• Stated problem:
Retype every one of the items below line for line, without changing a single character.

[Layout annotation records]
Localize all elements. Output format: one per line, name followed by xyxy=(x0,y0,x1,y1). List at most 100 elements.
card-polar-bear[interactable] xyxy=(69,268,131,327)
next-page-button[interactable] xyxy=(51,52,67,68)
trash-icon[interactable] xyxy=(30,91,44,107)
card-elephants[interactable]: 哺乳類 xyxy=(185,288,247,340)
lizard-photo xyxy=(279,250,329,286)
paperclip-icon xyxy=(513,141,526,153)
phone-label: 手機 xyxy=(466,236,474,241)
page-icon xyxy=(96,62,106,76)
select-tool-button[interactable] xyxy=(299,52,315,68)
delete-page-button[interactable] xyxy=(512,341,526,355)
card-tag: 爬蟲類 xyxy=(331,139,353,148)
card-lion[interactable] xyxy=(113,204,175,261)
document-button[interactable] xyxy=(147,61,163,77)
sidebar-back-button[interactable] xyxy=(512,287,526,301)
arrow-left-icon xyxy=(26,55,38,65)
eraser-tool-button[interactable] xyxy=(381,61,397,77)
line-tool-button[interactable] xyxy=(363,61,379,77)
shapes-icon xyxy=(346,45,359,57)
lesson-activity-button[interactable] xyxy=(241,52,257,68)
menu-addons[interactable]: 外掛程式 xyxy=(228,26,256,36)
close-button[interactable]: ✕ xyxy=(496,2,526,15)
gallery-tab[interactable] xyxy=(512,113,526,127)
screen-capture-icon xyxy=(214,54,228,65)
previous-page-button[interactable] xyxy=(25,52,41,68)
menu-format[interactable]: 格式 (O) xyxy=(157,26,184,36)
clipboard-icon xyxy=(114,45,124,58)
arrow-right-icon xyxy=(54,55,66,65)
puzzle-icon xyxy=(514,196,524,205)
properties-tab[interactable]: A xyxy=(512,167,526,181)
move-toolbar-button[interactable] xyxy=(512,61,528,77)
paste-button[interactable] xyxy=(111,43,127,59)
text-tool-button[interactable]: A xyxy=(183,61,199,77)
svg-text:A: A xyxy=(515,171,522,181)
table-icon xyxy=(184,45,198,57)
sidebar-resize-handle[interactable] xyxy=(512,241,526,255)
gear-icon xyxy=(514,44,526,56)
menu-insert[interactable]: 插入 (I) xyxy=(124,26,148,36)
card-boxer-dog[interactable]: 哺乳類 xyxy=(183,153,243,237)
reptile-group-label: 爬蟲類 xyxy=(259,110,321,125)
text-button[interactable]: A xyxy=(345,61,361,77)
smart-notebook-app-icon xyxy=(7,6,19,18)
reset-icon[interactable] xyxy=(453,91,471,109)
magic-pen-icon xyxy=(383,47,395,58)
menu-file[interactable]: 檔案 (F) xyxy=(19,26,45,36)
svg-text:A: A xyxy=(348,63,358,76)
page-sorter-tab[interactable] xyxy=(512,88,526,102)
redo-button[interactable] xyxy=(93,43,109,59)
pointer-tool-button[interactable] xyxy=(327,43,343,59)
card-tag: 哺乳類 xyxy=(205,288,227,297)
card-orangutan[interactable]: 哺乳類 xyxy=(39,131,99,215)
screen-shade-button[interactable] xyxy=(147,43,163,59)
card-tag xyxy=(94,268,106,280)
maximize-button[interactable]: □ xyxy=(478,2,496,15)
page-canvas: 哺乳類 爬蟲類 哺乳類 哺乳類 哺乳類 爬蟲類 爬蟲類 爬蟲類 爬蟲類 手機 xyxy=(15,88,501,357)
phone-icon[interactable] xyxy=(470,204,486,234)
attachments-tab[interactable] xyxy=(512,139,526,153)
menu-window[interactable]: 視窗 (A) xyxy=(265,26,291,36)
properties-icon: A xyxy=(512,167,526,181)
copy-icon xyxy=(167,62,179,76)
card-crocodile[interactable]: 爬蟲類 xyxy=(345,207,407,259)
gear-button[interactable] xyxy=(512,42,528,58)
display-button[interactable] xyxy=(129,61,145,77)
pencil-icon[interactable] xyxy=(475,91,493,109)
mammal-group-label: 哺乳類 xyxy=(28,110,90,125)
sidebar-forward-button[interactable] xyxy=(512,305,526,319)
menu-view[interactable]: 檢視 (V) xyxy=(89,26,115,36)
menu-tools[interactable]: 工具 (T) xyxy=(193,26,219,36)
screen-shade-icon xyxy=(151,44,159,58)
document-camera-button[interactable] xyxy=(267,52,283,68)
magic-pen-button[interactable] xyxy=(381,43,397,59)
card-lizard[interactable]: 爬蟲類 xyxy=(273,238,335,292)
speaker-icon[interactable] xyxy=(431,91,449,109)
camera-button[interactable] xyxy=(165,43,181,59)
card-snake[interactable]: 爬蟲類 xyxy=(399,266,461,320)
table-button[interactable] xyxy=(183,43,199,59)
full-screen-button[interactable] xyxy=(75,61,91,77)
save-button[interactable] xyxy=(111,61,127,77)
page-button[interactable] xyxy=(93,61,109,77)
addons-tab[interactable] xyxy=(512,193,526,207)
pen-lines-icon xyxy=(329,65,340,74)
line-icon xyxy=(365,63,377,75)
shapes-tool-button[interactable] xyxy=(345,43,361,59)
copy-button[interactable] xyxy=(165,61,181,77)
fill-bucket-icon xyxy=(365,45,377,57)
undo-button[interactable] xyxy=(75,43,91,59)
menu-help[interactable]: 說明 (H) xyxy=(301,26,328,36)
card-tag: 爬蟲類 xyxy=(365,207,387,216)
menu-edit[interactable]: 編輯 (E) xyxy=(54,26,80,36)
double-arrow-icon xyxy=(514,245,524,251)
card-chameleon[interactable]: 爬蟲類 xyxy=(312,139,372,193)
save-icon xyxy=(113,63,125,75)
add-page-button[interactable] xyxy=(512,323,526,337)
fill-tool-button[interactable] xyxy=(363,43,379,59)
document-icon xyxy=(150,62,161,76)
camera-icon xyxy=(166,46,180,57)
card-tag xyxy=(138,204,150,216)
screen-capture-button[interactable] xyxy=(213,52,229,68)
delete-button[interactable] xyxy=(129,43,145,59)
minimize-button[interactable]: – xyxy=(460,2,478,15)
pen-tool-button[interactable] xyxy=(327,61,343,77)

• Solution:
Localize all elements. Output format: one per line, name followed by xyxy=(x0,y0,x1,y1). List at most 100 elements.
card-polar-bear[interactable] xyxy=(69,268,131,327)
next-page-button[interactable] xyxy=(51,52,67,68)
trash-icon[interactable] xyxy=(30,91,44,107)
card-elephants[interactable]: 哺乳類 xyxy=(185,288,247,340)
lizard-photo xyxy=(279,250,329,286)
paperclip-icon xyxy=(513,141,526,153)
phone-label: 手機 xyxy=(466,236,474,241)
page-icon xyxy=(96,62,106,76)
select-tool-button[interactable] xyxy=(299,52,315,68)
delete-page-button[interactable] xyxy=(512,341,526,355)
card-tag: 爬蟲類 xyxy=(331,139,353,148)
card-lion[interactable] xyxy=(113,204,175,261)
document-button[interactable] xyxy=(147,61,163,77)
sidebar-back-button[interactable] xyxy=(512,287,526,301)
arrow-left-icon xyxy=(26,55,38,65)
eraser-tool-button[interactable] xyxy=(381,61,397,77)
line-tool-button[interactable] xyxy=(363,61,379,77)
shapes-icon xyxy=(346,45,359,57)
lesson-activity-button[interactable] xyxy=(241,52,257,68)
menu-addons[interactable]: 外掛程式 xyxy=(228,26,256,36)
close-button[interactable]: ✕ xyxy=(496,2,526,15)
gallery-tab[interactable] xyxy=(512,113,526,127)
screen-capture-icon xyxy=(214,54,228,65)
previous-page-button[interactable] xyxy=(25,52,41,68)
menu-format[interactable]: 格式 (O) xyxy=(157,26,184,36)
clipboard-icon xyxy=(114,45,124,58)
arrow-right-icon xyxy=(54,55,66,65)
puzzle-icon xyxy=(514,196,524,205)
properties-tab[interactable]: A xyxy=(512,167,526,181)
move-toolbar-button[interactable] xyxy=(512,61,528,77)
paste-button[interactable] xyxy=(111,43,127,59)
text-tool-button[interactable]: A xyxy=(183,61,199,77)
svg-text:A: A xyxy=(515,171,522,181)
table-icon xyxy=(184,45,198,57)
sidebar-resize-handle[interactable] xyxy=(512,241,526,255)
gear-icon xyxy=(514,44,526,56)
menu-insert[interactable]: 插入 (I) xyxy=(124,26,148,36)
card-boxer-dog[interactable]: 哺乳類 xyxy=(183,153,243,237)
reptile-group-label: 爬蟲類 xyxy=(259,110,321,125)
text-button[interactable]: A xyxy=(345,61,361,77)
smart-notebook-app-icon xyxy=(7,6,19,18)
reset-icon[interactable] xyxy=(453,91,471,109)
magic-pen-icon xyxy=(383,47,395,58)
menu-file[interactable]: 檔案 (F) xyxy=(19,26,45,36)
svg-text:A: A xyxy=(348,63,358,76)
page-sorter-tab[interactable] xyxy=(512,88,526,102)
redo-button[interactable] xyxy=(93,43,109,59)
pointer-tool-button[interactable] xyxy=(327,43,343,59)
card-tag: 哺乳類 xyxy=(205,288,227,297)
card-orangutan[interactable]: 哺乳類 xyxy=(39,131,99,215)
screen-shade-button[interactable] xyxy=(147,43,163,59)
card-tag xyxy=(94,268,106,280)
maximize-button[interactable]: □ xyxy=(478,2,496,15)
page-canvas: 哺乳類 爬蟲類 哺乳類 哺乳類 哺乳類 爬蟲類 爬蟲類 爬蟲類 爬蟲類 手機 xyxy=(15,88,501,357)
phone-icon[interactable] xyxy=(470,204,486,234)
attachments-tab[interactable] xyxy=(512,139,526,153)
menu-window[interactable]: 視窗 (A) xyxy=(265,26,291,36)
properties-icon: A xyxy=(512,167,526,181)
copy-icon xyxy=(167,62,179,76)
card-crocodile[interactable]: 爬蟲類 xyxy=(345,207,407,259)
gear-button[interactable] xyxy=(512,42,528,58)
display-button[interactable] xyxy=(129,61,145,77)
pencil-icon[interactable] xyxy=(475,91,493,109)
mammal-group-label: 哺乳類 xyxy=(28,110,90,125)
sidebar-forward-button[interactable] xyxy=(512,305,526,319)
menu-view[interactable]: 檢視 (V) xyxy=(89,26,115,36)
menu-tools[interactable]: 工具 (T) xyxy=(193,26,219,36)
screen-shade-icon xyxy=(151,44,159,58)
document-camera-button[interactable] xyxy=(267,52,283,68)
magic-pen-button[interactable] xyxy=(381,43,397,59)
card-lizard[interactable]: 爬蟲類 xyxy=(273,238,335,292)
speaker-icon[interactable] xyxy=(431,91,449,109)
camera-button[interactable] xyxy=(165,43,181,59)
card-snake[interactable]: 爬蟲類 xyxy=(399,266,461,320)
table-button[interactable] xyxy=(183,43,199,59)
full-screen-button[interactable] xyxy=(75,61,91,77)
save-button[interactable] xyxy=(111,61,127,77)
page-button[interactable] xyxy=(93,61,109,77)
addons-tab[interactable] xyxy=(512,193,526,207)
pen-lines-icon xyxy=(329,65,340,74)
line-icon xyxy=(365,63,377,75)
shapes-tool-button[interactable] xyxy=(345,43,361,59)
copy-button[interactable] xyxy=(165,61,181,77)
fill-bucket-icon xyxy=(365,45,377,57)
undo-button[interactable] xyxy=(75,43,91,59)
menu-help[interactable]: 說明 (H) xyxy=(301,26,328,36)
card-tag: 爬蟲類 xyxy=(365,207,387,216)
menu-edit[interactable]: 編輯 (E) xyxy=(54,26,80,36)
double-arrow-icon xyxy=(514,245,524,251)
card-chameleon[interactable]: 爬蟲類 xyxy=(312,139,372,193)
save-icon xyxy=(113,63,125,75)
add-page-button[interactable] xyxy=(512,323,526,337)
fill-tool-button[interactable] xyxy=(363,43,379,59)
document-icon xyxy=(150,62,161,76)
camera-icon xyxy=(166,46,180,57)
card-tag xyxy=(138,204,150,216)
screen-capture-button[interactable] xyxy=(213,52,229,68)
delete-button[interactable] xyxy=(129,43,145,59)
minimize-button[interactable]: – xyxy=(460,2,478,15)
pen-tool-button[interactable] xyxy=(327,61,343,77)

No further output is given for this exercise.